__Exercise objective__
Make an exact copy of the listing below.

Dataset excerpt:
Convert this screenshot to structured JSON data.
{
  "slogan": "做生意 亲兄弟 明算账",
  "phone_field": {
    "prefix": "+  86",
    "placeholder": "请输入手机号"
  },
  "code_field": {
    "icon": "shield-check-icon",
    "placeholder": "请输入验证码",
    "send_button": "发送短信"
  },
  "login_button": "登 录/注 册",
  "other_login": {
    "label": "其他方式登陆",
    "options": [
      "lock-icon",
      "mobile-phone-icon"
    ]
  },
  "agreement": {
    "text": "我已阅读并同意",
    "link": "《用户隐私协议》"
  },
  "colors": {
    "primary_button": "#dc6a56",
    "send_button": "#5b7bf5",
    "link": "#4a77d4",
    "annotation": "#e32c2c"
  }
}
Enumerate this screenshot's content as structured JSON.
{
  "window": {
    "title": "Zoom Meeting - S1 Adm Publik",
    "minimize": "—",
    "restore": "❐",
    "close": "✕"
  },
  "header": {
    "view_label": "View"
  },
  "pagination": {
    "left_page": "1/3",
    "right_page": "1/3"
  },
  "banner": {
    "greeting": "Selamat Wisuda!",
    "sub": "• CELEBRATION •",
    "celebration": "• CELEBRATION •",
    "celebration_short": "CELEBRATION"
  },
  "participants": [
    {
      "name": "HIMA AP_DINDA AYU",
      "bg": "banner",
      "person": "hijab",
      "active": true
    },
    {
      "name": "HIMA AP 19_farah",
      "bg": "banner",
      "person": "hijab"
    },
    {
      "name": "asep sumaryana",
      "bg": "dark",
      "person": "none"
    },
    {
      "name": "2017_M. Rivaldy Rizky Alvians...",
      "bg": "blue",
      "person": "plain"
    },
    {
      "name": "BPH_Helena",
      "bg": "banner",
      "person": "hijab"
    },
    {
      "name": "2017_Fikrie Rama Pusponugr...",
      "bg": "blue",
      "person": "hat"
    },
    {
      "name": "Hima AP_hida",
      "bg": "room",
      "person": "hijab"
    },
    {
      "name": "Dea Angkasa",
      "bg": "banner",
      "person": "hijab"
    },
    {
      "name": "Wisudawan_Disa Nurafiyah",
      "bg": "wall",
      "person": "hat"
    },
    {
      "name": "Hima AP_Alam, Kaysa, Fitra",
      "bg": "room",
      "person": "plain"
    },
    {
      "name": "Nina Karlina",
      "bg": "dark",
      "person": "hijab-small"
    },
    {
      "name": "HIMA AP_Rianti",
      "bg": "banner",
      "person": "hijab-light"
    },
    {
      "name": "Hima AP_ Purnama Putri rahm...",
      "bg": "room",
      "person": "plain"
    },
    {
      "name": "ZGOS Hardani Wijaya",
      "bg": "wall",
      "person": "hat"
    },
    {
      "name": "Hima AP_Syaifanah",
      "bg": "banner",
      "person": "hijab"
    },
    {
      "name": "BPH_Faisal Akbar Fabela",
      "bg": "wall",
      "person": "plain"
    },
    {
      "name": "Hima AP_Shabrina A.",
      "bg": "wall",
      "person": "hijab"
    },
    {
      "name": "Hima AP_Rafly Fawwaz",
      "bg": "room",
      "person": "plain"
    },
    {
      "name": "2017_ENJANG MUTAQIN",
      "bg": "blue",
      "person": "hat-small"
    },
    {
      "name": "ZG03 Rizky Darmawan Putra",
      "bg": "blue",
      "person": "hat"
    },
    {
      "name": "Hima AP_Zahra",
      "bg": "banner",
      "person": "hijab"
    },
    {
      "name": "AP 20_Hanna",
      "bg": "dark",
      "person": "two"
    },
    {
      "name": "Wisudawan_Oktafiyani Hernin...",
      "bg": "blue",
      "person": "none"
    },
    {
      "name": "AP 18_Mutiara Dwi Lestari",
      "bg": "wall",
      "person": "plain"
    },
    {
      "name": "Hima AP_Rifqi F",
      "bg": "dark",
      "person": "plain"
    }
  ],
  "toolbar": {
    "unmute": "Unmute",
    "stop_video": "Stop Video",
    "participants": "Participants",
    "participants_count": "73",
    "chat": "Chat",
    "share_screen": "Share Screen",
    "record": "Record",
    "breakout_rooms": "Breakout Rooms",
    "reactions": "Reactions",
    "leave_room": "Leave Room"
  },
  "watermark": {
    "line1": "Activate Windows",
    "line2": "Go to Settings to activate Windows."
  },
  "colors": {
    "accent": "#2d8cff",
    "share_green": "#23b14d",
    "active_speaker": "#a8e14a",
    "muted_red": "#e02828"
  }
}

__Final result__
Convert this screenshot to structured JSON data.
{
  "slogan": "做生意 亲兄弟 明算账",
  "phone_field": {
    "prefix": "+  86",
    "placeholder": "请输入手机号"
  },
  "code_field": {
    "icon": "shield-check-icon",
    "placeholder": "请输入验证码",
    "send_button": "发送短信"
  },
  "login_button": "登 录/注 册",
  "other_login": {
    "label": "其他方式登陆",
    "options": [
      "lock-icon",
      "mobile-phone-icon"
    ]
  },
  "agreement": {
    "text": "我已阅读并同意",
    "link": "《用户隐私协议》"
  },
  "colors": {
    "primary_button": "#dc6a56",
    "send_button": "#5b7bf5",
    "link": "#4a77d4",
    "annotation": "#e32c2c"
  }
}
Enumerate this screenshot's content as structured JSON.
{
  "window": {
    "title": "Zoom Meeting - S1 Adm Publik",
    "minimize": "—",
    "restore": "❐",
    "close": "✕"
  },
  "header": {
    "view_label": "View"
  },
  "pagination": {
    "left_page": "1/3",
    "right_page": "1/3"
  },
  "banner": {
    "greeting": "Selamat Wisuda!",
    "sub": "• CELEBRATION •",
    "celebration": "• CELEBRATION •",
    "celebration_short": "CELEBRATION"
  },
  "participants": [
    {
      "name": "HIMA AP_DINDA AYU",
      "bg": "banner",
      "person": "hijab",
      "active": true
    },
    {
      "name": "HIMA AP 19_farah",
      "bg": "banner",
      "person": "hijab"
    },
    {
      "name": "asep sumaryana",
      "bg": "dark",
      "person": "none"
    },
    {
      "name": "2017_M. Rivaldy Rizky Alvians...",
      "bg": "blue",
      "person": "plain"
    },
    {
      "name": "BPH_Helena",
      "bg": "banner",
      "person": "hijab"
    },
    {
      "name": "2017_Fikrie Rama Pusponugr...",
      "bg": "blue",
      "person": "hat"
    },
    {
      "name": "Hima AP_hida",
      "bg": "room",
      "person": "hijab"
    },
    {
      "name": "Dea Angkasa",
      "bg": "banner",
      "person": "hijab"
    },
    {
      "name": "Wisudawan_Disa Nurafiyah",
      "bg": "wall",
      "person": "hat"
    },
    {
      "name": "Hima AP_Alam, Kaysa, Fitra",
      "bg": "room",
      "person": "plain"
    },
    {
      "name": "Nina Karlina",
      "bg": "dark",
      "person": "hijab-small"
    },
    {
      "name": "HIMA AP_Rianti",
      "bg": "banner",
      "person": "hijab-light"
    },
    {
      "name": "Hima AP_ Purnama Putri rahm...",
      "bg": "room",
      "person": "plain"
    },
    {
      "name": "ZGOS Hardani Wijaya",
      "bg": "wall",
      "person": "hat"
    },
    {
      "name": "Hima AP_Syaifanah",
      "bg": "banner",
      "person": "hijab"
    },
    {
      "name": "BPH_Faisal Akbar Fabela",
      "bg": "wall",
      "person": "plain"
    },
    {
      "name": "Hima AP_Shabrina A.",
      "bg": "wall",
      "person": "hijab"
    },
    {
      "name": "Hima AP_Rafly Fawwaz",
      "bg": "room",
      "person": "plain"
    },
    {
      "name": "2017_ENJANG MUTAQIN",
      "bg": "blue",
      "person": "hat-small"
    },
    {
      "name": "ZG03 Rizky Darmawan Putra",
      "bg": "blue",
      "person": "hat"
    },
    {
      "name": "Hima AP_Zahra",
      "bg": "banner",
      "person": "hijab"
    },
    {
      "name": "AP 20_Hanna",
      "bg": "dark",
      "person": "two"
    },
    {
      "name": "Wisudawan_Oktafiyani Hernin...",
      "bg": "blue",
      "person": "none"
    },
    {
      "name": "AP 18_Mutiara Dwi Lestari",
      "bg": "wall",
      "person": "plain"
    },
    {
      "name": "Hima AP_Rifqi F",
      "bg": "dark",
      "person": "plain"
    }
  ],
  "toolbar": {
    "unmute": "Unmute",
    "stop_video": "Stop Video",
    "participants": "Participants",
    "participants_count": "73",
    "chat": "Chat",
    "share_screen": "Share Screen",
    "record": "Record",
    "breakout_rooms": "Breakout Rooms",
    "reactions": "Reactions",
    "leave_room": "Leave Room"
  },
  "watermark": {
    "line1": "Activate Windows",
    "line2": "Go to Settings to activate Windows."
  },
  "colors": {
    "accent": "#2d8cff",
    "share_green": "#23b14d",
    "active_speaker": "#a8e14a",
    "muted_red": "#e02828"
  }
}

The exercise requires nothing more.